## DATA RECORDS
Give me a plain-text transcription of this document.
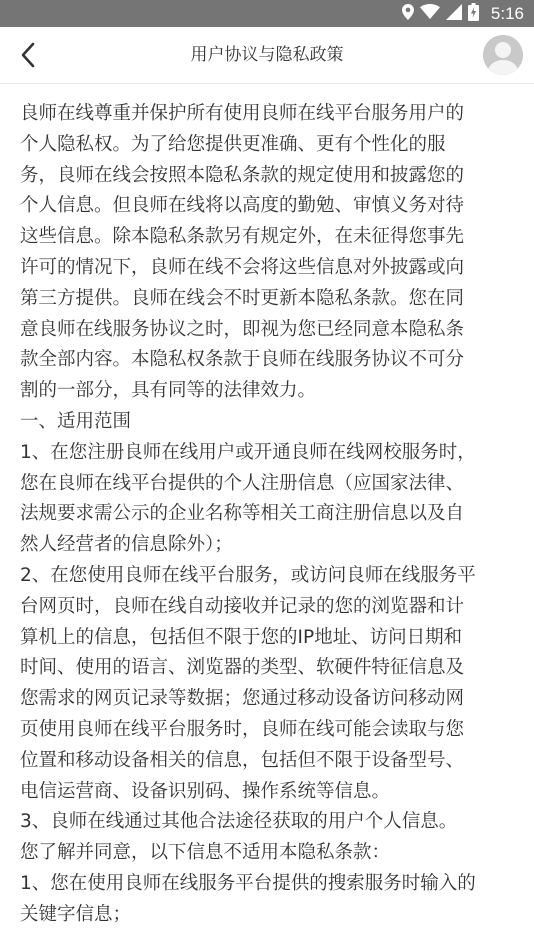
5:16
用户协议与隐私政策
良师在线尊重并保护所有使用良师在线平台服务用户的
个人隐私权。为了给您提供更准确、更有个性化的服
务，良师在线会按照本隐私条款的规定使用和披露您的
个人信息。但良师在线将以高度的勤勉、审慎义务对待
这些信息。除本隐私条款另有规定外，在未征得您事先
许可的情况下，良师在线不会将这些信息对外披露或向
第三方提供。良师在线会不时更新本隐私条款。您在同
意良师在线服务协议之时，即视为您已经同意本隐私条
款全部内容。本隐私权条款于良师在线服务协议不可分
割的一部分，具有同等的法律效力。
一、适用范围
1、在您注册良师在线用户或开通良师在线网校服务时，
您在良师在线平台提供的个人注册信息（应国家法律、
法规要求需公示的企业名称等相关工商注册信息以及自
然人经营者的信息除外）；
2、在您使用良师在线平台服务，或访问良师在线服务平
台网页时，良师在线自动接收并记录的您的浏览器和计
算机上的信息，包括但不限于您的IP地址、访问日期和
时间、使用的语言、浏览器的类型、软硬件特征信息及
您需求的网页记录等数据；您通过移动设备访问移动网
页使用良师在线平台服务时，良师在线可能会读取与您
位置和移动设备相关的信息，包括但不限于设备型号、
电信运营商、设备识别码、操作系统等信息。
3、良师在线通过其他合法途径获取的用户个人信息。
您了解并同意，以下信息不适用本隐私条款：
1、您在使用良师在线服务平台提供的搜索服务时输入的
关键字信息；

## WHAT THE TASK ASKS
Copy out the data above exactly, except the pictures.

## FULL SOLUTION
Give me a plain-text transcription of this document.
5:16
用户协议与隐私政策
良师在线尊重并保护所有使用良师在线平台服务用户的
个人隐私权。为了给您提供更准确、更有个性化的服
务，良师在线会按照本隐私条款的规定使用和披露您的
个人信息。但良师在线将以高度的勤勉、审慎义务对待
这些信息。除本隐私条款另有规定外，在未征得您事先
许可的情况下，良师在线不会将这些信息对外披露或向
第三方提供。良师在线会不时更新本隐私条款。您在同
意良师在线服务协议之时，即视为您已经同意本隐私条
款全部内容。本隐私权条款于良师在线服务协议不可分
割的一部分，具有同等的法律效力。
一、适用范围
1、在您注册良师在线用户或开通良师在线网校服务时，
您在良师在线平台提供的个人注册信息（应国家法律、
法规要求需公示的企业名称等相关工商注册信息以及自
然人经营者的信息除外）；
2、在您使用良师在线平台服务，或访问良师在线服务平
台网页时，良师在线自动接收并记录的您的浏览器和计
算机上的信息，包括但不限于您的IP地址、访问日期和
时间、使用的语言、浏览器的类型、软硬件特征信息及
您需求的网页记录等数据；您通过移动设备访问移动网
页使用良师在线平台服务时，良师在线可能会读取与您
位置和移动设备相关的信息，包括但不限于设备型号、
电信运营商、设备识别码、操作系统等信息。
3、良师在线通过其他合法途径获取的用户个人信息。
您了解并同意，以下信息不适用本隐私条款：
1、您在使用良师在线服务平台提供的搜索服务时输入的
关键字信息；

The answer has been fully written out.